BEGIN

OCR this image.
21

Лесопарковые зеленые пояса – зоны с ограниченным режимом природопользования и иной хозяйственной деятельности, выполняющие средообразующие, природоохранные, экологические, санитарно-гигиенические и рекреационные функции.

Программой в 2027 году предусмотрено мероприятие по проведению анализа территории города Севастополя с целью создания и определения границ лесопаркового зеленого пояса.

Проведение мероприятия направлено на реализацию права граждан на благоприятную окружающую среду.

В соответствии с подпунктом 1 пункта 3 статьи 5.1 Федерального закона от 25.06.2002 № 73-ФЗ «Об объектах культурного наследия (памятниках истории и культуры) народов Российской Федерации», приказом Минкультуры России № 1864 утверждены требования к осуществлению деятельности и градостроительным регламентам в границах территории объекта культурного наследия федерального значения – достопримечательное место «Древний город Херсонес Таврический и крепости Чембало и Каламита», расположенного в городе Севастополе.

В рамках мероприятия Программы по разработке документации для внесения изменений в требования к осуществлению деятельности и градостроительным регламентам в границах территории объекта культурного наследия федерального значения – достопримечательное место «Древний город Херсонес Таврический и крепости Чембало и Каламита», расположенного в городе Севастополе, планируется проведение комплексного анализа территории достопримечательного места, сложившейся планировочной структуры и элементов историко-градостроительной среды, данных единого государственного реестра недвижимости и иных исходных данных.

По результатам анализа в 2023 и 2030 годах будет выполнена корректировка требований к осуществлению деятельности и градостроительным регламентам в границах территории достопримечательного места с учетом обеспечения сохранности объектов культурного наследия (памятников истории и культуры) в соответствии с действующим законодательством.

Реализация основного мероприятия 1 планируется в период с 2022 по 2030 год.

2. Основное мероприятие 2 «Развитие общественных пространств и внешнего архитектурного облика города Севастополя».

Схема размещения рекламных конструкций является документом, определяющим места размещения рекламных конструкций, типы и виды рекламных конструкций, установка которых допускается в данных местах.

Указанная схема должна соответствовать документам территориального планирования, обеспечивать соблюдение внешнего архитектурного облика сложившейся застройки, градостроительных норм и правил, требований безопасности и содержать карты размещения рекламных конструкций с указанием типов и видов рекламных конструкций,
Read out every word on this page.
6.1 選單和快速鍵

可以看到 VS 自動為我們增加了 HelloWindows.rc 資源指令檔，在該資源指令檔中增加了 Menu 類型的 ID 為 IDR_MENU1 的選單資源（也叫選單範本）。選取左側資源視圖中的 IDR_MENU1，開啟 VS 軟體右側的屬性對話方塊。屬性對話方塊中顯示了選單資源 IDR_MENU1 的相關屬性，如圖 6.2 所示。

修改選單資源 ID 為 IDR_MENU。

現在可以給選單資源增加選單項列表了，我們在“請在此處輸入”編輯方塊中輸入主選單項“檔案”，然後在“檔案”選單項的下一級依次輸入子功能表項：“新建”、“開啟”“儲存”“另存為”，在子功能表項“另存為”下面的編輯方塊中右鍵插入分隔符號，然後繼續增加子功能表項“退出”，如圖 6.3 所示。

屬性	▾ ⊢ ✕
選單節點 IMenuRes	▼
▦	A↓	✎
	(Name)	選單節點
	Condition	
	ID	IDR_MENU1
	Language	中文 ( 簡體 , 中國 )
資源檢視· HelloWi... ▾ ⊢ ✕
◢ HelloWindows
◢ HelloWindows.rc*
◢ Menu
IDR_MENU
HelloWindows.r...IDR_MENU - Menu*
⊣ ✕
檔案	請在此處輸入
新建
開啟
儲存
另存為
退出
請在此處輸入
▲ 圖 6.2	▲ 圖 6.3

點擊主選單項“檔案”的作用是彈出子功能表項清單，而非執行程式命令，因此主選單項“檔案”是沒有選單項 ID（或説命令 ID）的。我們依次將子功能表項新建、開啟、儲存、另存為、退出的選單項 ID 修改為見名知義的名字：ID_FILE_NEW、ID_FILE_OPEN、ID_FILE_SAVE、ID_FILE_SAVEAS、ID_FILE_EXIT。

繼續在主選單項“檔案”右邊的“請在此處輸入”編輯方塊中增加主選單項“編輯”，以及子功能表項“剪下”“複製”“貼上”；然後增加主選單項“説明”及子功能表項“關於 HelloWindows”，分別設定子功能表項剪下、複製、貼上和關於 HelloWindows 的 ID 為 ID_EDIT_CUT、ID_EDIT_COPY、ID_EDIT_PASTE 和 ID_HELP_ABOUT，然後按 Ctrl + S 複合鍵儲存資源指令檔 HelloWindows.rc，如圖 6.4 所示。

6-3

END

_Exercise:_ Where does the word "this" appear? Return each line that holds it.

_Exercise response:_
OCR this image.
Read out every word on this page.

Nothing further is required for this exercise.